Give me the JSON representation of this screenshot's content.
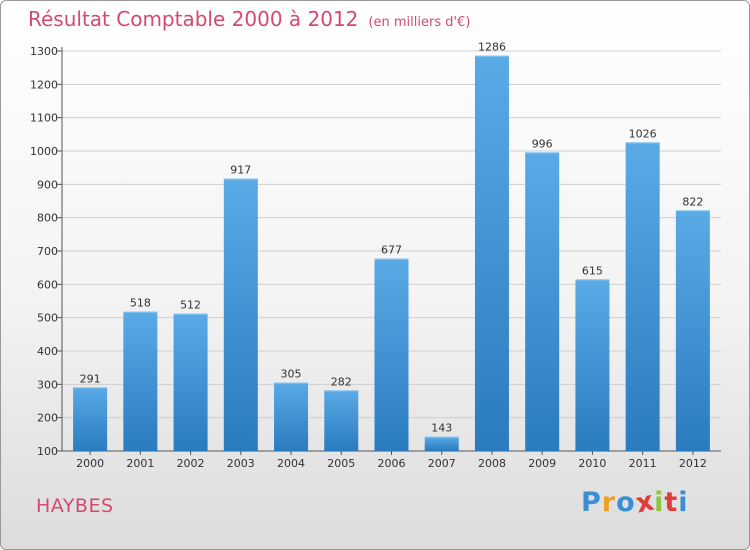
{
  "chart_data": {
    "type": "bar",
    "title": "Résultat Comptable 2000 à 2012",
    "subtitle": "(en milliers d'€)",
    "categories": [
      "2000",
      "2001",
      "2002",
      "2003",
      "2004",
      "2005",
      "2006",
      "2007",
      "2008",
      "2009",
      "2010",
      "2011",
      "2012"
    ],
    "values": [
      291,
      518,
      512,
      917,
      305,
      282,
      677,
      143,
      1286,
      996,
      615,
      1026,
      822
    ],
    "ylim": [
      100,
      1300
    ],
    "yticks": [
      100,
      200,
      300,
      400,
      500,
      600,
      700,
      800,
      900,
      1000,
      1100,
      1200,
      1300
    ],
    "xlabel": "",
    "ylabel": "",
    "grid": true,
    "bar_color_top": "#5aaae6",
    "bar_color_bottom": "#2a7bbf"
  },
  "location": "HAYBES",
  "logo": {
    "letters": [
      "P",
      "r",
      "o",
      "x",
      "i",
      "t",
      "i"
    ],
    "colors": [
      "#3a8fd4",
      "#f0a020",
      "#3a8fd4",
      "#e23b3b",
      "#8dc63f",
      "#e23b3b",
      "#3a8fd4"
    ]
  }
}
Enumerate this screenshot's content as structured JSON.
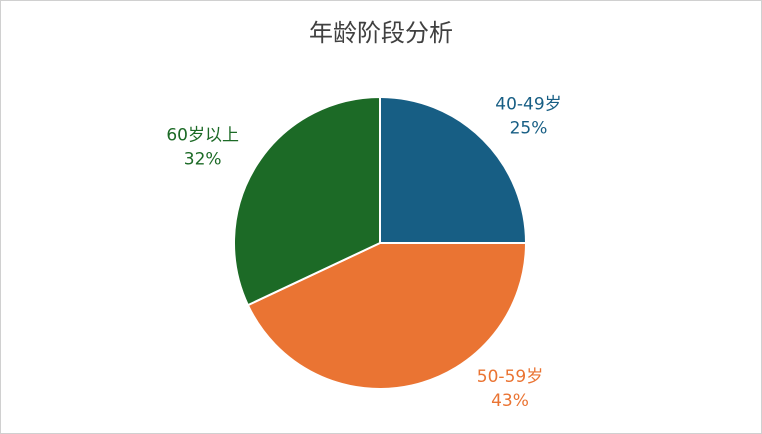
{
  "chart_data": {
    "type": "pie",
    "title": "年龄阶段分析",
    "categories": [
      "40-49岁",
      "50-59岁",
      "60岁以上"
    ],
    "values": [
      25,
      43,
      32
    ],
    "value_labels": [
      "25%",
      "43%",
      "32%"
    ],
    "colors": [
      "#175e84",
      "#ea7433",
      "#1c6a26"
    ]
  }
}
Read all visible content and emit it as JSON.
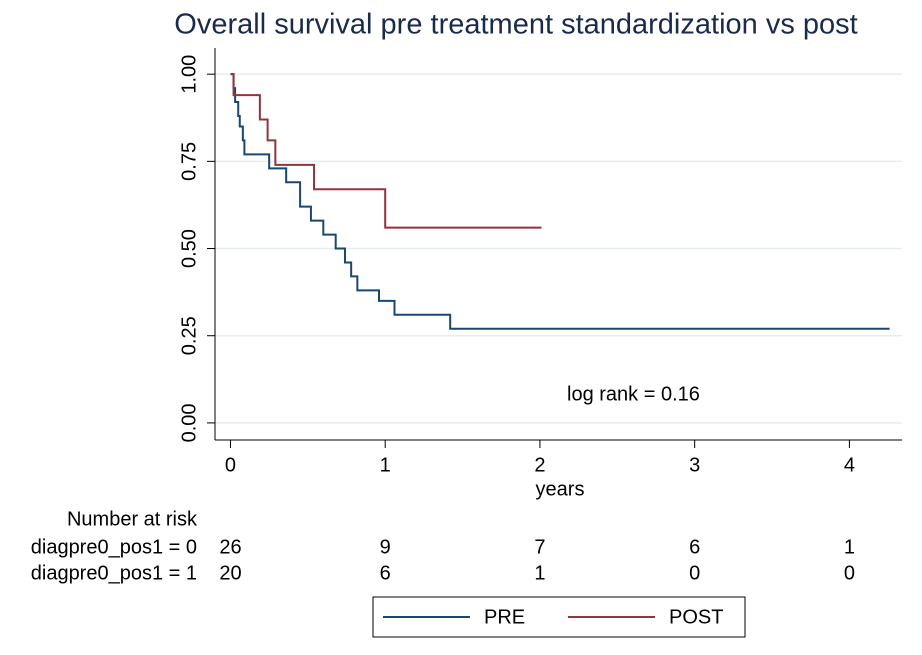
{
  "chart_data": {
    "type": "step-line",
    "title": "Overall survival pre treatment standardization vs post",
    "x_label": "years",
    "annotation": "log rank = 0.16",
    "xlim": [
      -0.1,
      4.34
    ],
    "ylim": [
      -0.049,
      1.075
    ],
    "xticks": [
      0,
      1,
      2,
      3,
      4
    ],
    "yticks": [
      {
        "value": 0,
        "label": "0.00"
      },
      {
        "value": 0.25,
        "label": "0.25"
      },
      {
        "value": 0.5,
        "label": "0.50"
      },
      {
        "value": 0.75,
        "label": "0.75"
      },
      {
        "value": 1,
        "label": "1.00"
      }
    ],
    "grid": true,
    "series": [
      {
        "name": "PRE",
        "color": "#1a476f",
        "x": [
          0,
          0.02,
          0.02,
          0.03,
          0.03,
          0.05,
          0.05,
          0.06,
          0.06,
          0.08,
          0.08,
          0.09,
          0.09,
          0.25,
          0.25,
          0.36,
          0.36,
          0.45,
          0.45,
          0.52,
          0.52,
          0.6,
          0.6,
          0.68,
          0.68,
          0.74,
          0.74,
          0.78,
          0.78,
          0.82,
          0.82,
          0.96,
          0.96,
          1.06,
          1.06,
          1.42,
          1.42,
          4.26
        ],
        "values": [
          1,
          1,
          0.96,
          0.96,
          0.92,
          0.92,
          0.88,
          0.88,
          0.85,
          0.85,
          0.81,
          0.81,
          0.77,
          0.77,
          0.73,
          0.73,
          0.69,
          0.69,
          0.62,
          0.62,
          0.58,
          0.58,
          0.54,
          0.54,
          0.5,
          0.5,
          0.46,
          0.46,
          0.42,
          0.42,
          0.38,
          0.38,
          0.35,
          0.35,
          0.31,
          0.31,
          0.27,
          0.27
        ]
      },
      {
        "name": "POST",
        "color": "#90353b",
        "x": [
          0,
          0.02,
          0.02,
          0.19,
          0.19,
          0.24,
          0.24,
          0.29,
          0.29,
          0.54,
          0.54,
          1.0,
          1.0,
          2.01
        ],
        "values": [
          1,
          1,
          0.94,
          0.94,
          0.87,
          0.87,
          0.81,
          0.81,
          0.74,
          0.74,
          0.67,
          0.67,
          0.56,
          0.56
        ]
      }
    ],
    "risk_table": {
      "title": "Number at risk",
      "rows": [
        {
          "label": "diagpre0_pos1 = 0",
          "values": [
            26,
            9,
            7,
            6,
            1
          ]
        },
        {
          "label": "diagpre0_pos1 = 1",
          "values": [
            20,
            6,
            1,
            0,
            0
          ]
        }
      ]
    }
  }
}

Short problem
Show every line above in which the word "JSON" occurs.

Exercise output
Give me the JSON representation of this screenshot's content.
Enumerate this screenshot's content as structured JSON.
Read all visible content and emit it as JSON.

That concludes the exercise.